Records from a collection
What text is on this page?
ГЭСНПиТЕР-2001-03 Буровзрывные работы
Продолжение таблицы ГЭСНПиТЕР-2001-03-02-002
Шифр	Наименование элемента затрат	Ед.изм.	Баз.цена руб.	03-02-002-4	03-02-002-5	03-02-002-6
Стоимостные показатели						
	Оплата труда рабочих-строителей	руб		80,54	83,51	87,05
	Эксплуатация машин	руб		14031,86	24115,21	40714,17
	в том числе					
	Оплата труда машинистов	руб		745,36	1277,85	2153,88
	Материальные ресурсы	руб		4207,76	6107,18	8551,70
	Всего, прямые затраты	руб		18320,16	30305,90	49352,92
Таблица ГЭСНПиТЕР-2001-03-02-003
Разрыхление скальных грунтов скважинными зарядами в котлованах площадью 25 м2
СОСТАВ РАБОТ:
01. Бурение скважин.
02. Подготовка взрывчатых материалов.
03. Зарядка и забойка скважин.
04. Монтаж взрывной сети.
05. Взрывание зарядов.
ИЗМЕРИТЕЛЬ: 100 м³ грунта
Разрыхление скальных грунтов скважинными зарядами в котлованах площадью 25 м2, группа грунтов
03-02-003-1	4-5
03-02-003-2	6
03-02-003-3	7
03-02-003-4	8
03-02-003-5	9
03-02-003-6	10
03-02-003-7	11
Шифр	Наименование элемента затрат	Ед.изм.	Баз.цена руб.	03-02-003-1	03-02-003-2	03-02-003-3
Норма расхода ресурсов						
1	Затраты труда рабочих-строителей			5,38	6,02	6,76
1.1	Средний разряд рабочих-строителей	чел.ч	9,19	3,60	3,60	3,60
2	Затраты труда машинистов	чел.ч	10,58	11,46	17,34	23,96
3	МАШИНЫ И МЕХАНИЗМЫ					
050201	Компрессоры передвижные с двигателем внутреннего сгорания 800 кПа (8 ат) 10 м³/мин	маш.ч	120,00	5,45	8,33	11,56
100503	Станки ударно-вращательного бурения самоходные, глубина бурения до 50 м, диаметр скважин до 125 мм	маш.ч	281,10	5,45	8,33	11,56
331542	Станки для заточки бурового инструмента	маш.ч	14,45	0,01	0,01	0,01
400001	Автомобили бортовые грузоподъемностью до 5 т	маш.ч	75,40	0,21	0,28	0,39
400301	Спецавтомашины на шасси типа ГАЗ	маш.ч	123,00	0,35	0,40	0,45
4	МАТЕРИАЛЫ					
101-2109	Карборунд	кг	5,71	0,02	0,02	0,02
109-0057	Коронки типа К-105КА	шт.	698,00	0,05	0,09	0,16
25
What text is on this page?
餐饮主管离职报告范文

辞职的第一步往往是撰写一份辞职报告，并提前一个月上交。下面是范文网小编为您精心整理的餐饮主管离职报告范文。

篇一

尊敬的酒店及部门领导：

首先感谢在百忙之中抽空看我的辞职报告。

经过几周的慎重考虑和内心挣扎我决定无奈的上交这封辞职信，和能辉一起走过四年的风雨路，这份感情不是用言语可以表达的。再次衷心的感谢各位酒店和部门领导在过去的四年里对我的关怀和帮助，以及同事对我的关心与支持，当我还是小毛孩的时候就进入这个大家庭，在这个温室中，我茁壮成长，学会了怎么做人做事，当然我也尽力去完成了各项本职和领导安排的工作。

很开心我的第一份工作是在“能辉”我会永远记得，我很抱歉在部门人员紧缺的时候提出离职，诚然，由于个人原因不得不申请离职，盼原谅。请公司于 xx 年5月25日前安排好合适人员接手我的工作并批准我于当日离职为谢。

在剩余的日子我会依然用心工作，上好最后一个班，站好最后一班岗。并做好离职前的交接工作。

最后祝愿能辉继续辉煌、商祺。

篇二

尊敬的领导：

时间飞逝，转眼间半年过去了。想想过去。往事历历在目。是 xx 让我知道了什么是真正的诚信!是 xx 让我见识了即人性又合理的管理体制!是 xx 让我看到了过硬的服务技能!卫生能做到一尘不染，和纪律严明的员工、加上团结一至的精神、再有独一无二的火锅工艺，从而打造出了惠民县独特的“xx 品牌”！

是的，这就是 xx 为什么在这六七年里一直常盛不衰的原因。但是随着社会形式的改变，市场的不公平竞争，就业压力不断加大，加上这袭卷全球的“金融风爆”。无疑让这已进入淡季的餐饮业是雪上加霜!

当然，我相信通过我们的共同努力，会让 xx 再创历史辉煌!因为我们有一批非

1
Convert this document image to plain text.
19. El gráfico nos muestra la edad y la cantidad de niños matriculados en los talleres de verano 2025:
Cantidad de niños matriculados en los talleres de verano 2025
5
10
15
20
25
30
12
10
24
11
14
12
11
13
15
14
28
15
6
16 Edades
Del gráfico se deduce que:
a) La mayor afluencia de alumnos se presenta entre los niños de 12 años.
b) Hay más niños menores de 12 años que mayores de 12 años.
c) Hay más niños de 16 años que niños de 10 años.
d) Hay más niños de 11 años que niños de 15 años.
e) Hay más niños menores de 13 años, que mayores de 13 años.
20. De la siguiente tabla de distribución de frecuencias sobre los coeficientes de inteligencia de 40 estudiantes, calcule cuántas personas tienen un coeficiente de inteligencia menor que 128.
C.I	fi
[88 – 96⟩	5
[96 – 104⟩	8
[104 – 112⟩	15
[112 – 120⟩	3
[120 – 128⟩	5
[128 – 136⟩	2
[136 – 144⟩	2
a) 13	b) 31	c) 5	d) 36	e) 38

■ **Prompt**
Every entry should be output exactly as written, please.

■ **Output below**
What text is on this page?
ГЭСНПиТЕР-2001-03 Буровзрывные работы
Продолжение таблицы ГЭСНПиТЕР-2001-03-02-002
Шифр	Наименование элемента затрат	Ед.изм.	Баз.цена руб.	03-02-002-4	03-02-002-5	03-02-002-6
Стоимостные показатели						
	Оплата труда рабочих-строителей	руб		80,54	83,51	87,05
	Эксплуатация машин	руб		14031,86	24115,21	40714,17
	в том числе					
	Оплата труда машинистов	руб		745,36	1277,85	2153,88
	Материальные ресурсы	руб		4207,76	6107,18	8551,70
	Всего, прямые затраты	руб		18320,16	30305,90	49352,92
Таблица ГЭСНПиТЕР-2001-03-02-003
Разрыхление скальных грунтов скважинными зарядами в котлованах площадью 25 м2
СОСТАВ РАБОТ:
01. Бурение скважин.
02. Подготовка взрывчатых материалов.
03. Зарядка и забойка скважин.
04. Монтаж взрывной сети.
05. Взрывание зарядов.
ИЗМЕРИТЕЛЬ: 100 м³ грунта
Разрыхление скальных грунтов скважинными зарядами в котлованах площадью 25 м2, группа грунтов
03-02-003-1	4-5
03-02-003-2	6
03-02-003-3	7
03-02-003-4	8
03-02-003-5	9
03-02-003-6	10
03-02-003-7	11
Шифр	Наименование элемента затрат	Ед.изм.	Баз.цена руб.	03-02-003-1	03-02-003-2	03-02-003-3
Норма расхода ресурсов						
1	Затраты труда рабочих-строителей			5,38	6,02	6,76
1.1	Средний разряд рабочих-строителей	чел.ч	9,19	3,60	3,60	3,60
2	Затраты труда машинистов	чел.ч	10,58	11,46	17,34	23,96
3	МАШИНЫ И МЕХАНИЗМЫ					
050201	Компрессоры передвижные с двигателем внутреннего сгорания 800 кПа (8 ат) 10 м³/мин	маш.ч	120,00	5,45	8,33	11,56
100503	Станки ударно-вращательного бурения самоходные, глубина бурения до 50 м, диаметр скважин до 125 мм	маш.ч	281,10	5,45	8,33	11,56
331542	Станки для заточки бурового инструмента	маш.ч	14,45	0,01	0,01	0,01
400001	Автомобили бортовые грузоподъемностью до 5 т	маш.ч	75,40	0,21	0,28	0,39
400301	Спецавтомашины на шасси типа ГАЗ	маш.ч	123,00	0,35	0,40	0,45
4	МАТЕРИАЛЫ					
101-2109	Карборунд	кг	5,71	0,02	0,02	0,02
109-0057	Коронки типа К-105КА	шт.	698,00	0,05	0,09	0,16
25
What text is on this page?
餐饮主管离职报告范文

辞职的第一步往往是撰写一份辞职报告，并提前一个月上交。下面是范文网小编为您精心整理的餐饮主管离职报告范文。

篇一

尊敬的酒店及部门领导：

首先感谢在百忙之中抽空看我的辞职报告。

经过几周的慎重考虑和内心挣扎我决定无奈的上交这封辞职信，和能辉一起走过四年的风雨路，这份感情不是用言语可以表达的。再次衷心的感谢各位酒店和部门领导在过去的四年里对我的关怀和帮助，以及同事对我的关心与支持，当我还是小毛孩的时候就进入这个大家庭，在这个温室中，我茁壮成长，学会了怎么做人做事，当然我也尽力去完成了各项本职和领导安排的工作。

很开心我的第一份工作是在“能辉”我会永远记得，我很抱歉在部门人员紧缺的时候提出离职，诚然，由于个人原因不得不申请离职，盼原谅。请公司于 xx 年5月25日前安排好合适人员接手我的工作并批准我于当日离职为谢。

在剩余的日子我会依然用心工作，上好最后一个班，站好最后一班岗。并做好离职前的交接工作。

最后祝愿能辉继续辉煌、商祺。

篇二

尊敬的领导：

时间飞逝，转眼间半年过去了。想想过去。往事历历在目。是 xx 让我知道了什么是真正的诚信!是 xx 让我见识了即人性又合理的管理体制!是 xx 让我看到了过硬的服务技能!卫生能做到一尘不染，和纪律严明的员工、加上团结一至的精神、再有独一无二的火锅工艺，从而打造出了惠民县独特的“xx 品牌”！

是的，这就是 xx 为什么在这六七年里一直常盛不衰的原因。但是随着社会形式的改变，市场的不公平竞争，就业压力不断加大，加上这袭卷全球的“金融风爆”。无疑让这已进入淡季的餐饮业是雪上加霜!

当然，我相信通过我们的共同努力，会让 xx 再创历史辉煌!因为我们有一批非

1
Convert this document image to plain text.
19. El gráfico nos muestra la edad y la cantidad de niños matriculados en los talleres de verano 2025:
Cantidad de niños matriculados en los talleres de verano 2025
5
10
15
20
25
30
12
10
24
11
14
12
11
13
15
14
28
15
6
16 Edades
Del gráfico se deduce que:
a) La mayor afluencia de alumnos se presenta entre los niños de 12 años.
b) Hay más niños menores de 12 años que mayores de 12 años.
c) Hay más niños de 16 años que niños de 10 años.
d) Hay más niños de 11 años que niños de 15 años.
e) Hay más niños menores de 13 años, que mayores de 13 años.
20. De la siguiente tabla de distribución de frecuencias sobre los coeficientes de inteligencia de 40 estudiantes, calcule cuántas personas tienen un coeficiente de inteligencia menor que 128.
C.I	fi
[88 – 96⟩	5
[96 – 104⟩	8
[104 – 112⟩	15
[112 – 120⟩	3
[120 – 128⟩	5
[128 – 136⟩	2
[136 – 144⟩	2
a) 13	b) 31	c) 5	d) 36	e) 38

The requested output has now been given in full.